*Stated goal*:
In the stretch from the start of the records through the line containing "data-point <box>117 405 125 412</box>", rename "legend-swatch" to "legend-marker" and leave all other text unchanged. Return those lines.

Element and coordinate records:
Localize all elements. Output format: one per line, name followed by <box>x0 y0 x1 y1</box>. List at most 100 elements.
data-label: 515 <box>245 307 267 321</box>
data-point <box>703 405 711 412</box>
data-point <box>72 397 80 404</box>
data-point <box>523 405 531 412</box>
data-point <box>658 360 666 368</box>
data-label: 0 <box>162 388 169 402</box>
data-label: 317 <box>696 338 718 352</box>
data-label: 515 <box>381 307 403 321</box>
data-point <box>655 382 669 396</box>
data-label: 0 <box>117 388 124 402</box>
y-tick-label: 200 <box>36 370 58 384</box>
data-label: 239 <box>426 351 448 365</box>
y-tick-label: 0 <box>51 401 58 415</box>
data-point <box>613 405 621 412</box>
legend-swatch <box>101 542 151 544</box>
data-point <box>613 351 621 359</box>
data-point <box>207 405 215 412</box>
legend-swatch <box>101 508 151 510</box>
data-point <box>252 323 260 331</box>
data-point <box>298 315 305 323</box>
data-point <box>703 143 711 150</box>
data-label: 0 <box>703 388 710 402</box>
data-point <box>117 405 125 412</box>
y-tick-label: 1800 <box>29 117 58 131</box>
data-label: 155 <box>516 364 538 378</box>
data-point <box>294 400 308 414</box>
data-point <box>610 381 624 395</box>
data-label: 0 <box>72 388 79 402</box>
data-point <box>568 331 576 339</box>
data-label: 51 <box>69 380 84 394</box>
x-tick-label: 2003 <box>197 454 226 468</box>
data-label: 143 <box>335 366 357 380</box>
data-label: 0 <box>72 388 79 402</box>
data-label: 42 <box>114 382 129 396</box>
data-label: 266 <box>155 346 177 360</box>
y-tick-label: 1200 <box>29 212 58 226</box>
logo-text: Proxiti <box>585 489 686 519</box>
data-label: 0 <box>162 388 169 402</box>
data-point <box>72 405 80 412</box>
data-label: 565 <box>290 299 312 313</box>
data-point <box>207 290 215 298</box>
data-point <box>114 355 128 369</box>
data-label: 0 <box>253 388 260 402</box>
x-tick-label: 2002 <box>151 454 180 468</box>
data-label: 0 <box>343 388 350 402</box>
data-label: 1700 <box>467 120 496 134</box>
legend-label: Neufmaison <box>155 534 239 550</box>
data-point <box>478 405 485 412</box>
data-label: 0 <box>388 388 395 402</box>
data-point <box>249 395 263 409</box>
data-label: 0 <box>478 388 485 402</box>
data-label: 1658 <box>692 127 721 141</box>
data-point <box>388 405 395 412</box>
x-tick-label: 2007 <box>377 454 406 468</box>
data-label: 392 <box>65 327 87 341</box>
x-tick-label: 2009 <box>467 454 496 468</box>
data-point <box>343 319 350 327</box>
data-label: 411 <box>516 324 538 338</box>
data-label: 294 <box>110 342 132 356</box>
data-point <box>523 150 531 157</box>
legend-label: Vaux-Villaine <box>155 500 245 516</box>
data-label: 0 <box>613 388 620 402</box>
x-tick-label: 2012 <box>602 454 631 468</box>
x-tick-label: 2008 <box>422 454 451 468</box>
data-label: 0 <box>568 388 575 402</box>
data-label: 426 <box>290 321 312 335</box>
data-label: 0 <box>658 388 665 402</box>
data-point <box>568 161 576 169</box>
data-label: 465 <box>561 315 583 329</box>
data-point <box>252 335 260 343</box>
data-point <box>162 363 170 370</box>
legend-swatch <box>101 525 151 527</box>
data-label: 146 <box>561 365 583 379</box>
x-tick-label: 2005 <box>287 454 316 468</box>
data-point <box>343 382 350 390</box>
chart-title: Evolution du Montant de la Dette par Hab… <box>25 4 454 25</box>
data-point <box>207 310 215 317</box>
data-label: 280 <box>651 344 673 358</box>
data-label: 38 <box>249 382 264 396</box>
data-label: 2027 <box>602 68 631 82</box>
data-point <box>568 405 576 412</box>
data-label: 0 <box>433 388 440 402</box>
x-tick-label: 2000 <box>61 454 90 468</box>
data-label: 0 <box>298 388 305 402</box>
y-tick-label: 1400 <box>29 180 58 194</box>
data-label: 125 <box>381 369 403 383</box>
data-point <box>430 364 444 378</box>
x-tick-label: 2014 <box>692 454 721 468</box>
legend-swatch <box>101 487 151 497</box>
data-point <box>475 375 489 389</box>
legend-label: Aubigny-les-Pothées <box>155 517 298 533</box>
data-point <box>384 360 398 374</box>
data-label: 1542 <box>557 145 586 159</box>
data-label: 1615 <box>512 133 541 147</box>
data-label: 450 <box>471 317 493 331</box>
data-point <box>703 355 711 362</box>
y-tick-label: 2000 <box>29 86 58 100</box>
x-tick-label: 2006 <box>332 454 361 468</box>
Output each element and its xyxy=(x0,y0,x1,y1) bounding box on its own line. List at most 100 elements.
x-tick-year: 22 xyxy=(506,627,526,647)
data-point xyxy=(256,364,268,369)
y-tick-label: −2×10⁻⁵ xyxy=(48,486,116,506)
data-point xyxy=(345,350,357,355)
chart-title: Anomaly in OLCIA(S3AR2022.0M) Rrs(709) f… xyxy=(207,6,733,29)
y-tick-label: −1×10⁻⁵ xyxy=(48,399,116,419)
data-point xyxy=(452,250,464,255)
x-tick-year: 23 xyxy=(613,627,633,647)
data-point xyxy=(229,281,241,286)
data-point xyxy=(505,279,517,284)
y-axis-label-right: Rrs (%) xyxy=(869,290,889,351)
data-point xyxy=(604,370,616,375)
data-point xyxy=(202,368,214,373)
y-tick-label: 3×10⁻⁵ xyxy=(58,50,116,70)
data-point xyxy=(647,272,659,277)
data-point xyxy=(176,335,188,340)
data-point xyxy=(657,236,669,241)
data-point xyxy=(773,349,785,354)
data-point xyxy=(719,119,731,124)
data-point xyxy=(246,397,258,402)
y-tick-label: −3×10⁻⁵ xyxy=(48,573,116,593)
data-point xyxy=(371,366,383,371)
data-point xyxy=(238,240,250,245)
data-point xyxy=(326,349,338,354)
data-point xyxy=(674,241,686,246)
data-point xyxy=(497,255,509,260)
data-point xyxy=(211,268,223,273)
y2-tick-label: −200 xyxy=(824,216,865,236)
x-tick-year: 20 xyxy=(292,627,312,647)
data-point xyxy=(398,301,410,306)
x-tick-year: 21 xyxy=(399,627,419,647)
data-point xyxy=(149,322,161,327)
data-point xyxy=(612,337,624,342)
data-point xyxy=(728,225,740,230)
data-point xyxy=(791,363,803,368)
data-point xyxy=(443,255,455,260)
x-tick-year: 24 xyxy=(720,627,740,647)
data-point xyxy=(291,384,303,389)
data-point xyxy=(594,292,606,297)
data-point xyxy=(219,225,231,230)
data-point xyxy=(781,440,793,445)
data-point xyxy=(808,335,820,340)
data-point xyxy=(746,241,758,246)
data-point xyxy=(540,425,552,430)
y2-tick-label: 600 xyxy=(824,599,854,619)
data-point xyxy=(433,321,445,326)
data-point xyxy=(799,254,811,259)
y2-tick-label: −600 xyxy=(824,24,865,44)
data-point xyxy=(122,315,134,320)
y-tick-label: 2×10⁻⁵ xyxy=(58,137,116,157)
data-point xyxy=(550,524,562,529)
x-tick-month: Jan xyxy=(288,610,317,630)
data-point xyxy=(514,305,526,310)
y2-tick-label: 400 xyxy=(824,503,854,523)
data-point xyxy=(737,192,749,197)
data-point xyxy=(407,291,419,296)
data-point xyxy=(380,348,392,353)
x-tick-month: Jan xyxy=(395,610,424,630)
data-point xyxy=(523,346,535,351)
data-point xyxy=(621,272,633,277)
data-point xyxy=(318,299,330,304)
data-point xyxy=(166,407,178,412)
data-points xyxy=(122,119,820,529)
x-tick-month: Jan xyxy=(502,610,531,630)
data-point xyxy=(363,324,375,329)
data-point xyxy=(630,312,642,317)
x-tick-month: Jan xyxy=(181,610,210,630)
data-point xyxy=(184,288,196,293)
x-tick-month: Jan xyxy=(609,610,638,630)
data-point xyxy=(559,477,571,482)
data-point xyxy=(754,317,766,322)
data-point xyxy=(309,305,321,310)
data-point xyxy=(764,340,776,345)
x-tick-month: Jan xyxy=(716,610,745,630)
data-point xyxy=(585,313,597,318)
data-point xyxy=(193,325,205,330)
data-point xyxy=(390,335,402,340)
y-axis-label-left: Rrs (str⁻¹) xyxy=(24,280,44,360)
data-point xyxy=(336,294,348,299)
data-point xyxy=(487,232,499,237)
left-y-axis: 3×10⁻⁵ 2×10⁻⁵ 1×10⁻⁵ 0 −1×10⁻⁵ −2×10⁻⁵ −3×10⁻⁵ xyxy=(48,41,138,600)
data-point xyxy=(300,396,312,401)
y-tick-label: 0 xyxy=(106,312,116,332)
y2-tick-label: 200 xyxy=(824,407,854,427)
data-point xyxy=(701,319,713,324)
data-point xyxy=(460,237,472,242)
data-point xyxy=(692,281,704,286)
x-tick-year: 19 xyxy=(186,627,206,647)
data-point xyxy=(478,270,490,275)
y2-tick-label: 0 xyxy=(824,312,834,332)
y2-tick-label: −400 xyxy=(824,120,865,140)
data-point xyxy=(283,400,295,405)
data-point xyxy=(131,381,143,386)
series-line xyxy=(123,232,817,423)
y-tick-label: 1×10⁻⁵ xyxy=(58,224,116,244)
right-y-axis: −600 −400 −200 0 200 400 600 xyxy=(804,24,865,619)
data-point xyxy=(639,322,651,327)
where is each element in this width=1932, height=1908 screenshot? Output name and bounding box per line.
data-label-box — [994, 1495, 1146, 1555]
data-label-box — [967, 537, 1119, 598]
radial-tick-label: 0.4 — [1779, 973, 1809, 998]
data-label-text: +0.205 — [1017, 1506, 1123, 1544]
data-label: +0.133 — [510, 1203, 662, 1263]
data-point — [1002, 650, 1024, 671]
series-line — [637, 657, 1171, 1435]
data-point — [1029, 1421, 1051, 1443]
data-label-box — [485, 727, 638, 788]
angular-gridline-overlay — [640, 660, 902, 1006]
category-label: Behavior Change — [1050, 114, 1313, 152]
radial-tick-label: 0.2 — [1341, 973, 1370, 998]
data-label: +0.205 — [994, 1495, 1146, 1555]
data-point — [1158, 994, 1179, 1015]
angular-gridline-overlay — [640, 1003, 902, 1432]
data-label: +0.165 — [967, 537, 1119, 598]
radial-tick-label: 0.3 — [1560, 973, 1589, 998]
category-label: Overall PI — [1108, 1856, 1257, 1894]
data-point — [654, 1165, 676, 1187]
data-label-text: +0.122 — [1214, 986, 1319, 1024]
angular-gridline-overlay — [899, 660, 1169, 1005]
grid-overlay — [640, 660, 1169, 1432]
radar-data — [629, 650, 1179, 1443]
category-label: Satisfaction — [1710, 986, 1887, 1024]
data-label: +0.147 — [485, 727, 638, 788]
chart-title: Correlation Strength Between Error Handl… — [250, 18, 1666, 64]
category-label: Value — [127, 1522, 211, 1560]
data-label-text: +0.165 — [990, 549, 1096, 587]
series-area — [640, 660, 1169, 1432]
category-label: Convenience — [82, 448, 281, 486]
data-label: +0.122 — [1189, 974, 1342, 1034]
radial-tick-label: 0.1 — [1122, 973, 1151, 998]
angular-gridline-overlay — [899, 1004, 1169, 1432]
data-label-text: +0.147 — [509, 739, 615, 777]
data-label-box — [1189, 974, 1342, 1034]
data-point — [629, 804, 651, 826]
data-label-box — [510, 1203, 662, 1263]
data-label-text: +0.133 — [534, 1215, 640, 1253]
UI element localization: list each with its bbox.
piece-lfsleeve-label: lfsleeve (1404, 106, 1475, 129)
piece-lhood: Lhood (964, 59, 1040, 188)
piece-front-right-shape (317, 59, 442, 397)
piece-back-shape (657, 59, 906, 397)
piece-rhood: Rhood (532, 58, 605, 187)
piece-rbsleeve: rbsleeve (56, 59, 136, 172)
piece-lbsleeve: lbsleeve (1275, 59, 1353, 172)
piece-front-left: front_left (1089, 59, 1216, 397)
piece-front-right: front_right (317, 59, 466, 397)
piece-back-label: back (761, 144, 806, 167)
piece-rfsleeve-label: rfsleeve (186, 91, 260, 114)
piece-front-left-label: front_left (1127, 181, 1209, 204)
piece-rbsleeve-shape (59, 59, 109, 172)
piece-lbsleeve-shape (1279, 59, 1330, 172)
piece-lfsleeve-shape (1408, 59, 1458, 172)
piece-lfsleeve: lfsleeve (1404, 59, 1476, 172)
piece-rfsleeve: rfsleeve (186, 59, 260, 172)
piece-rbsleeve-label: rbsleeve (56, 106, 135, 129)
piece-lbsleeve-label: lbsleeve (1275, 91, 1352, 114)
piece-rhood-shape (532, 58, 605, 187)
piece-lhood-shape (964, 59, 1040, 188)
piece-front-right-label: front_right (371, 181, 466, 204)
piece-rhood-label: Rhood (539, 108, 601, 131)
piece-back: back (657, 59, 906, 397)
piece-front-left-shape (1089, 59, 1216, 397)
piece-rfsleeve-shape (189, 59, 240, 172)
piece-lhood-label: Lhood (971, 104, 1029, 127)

*Answer to the exercise*:
Localize all elements. Output format: one per line, name followed by <box>x0 y0 x1 y1</box>. List at most 100 elements.
data-label: 515 <box>245 307 267 321</box>
data-point <box>703 405 711 412</box>
data-point <box>72 397 80 404</box>
data-point <box>523 405 531 412</box>
data-point <box>658 360 666 368</box>
data-label: 0 <box>162 388 169 402</box>
data-label: 317 <box>696 338 718 352</box>
data-label: 515 <box>381 307 403 321</box>
data-point <box>655 382 669 396</box>
data-label: 0 <box>117 388 124 402</box>
y-tick-label: 200 <box>36 370 58 384</box>
data-label: 239 <box>426 351 448 365</box>
y-tick-label: 0 <box>51 401 58 415</box>
data-point <box>613 405 621 412</box>
legend-marker <box>101 542 151 544</box>
data-point <box>613 351 621 359</box>
data-point <box>207 405 215 412</box>
legend-marker <box>101 508 151 510</box>
data-point <box>252 323 260 331</box>
data-point <box>298 315 305 323</box>
data-point <box>703 143 711 150</box>
data-label: 0 <box>703 388 710 402</box>
data-point <box>117 405 125 412</box>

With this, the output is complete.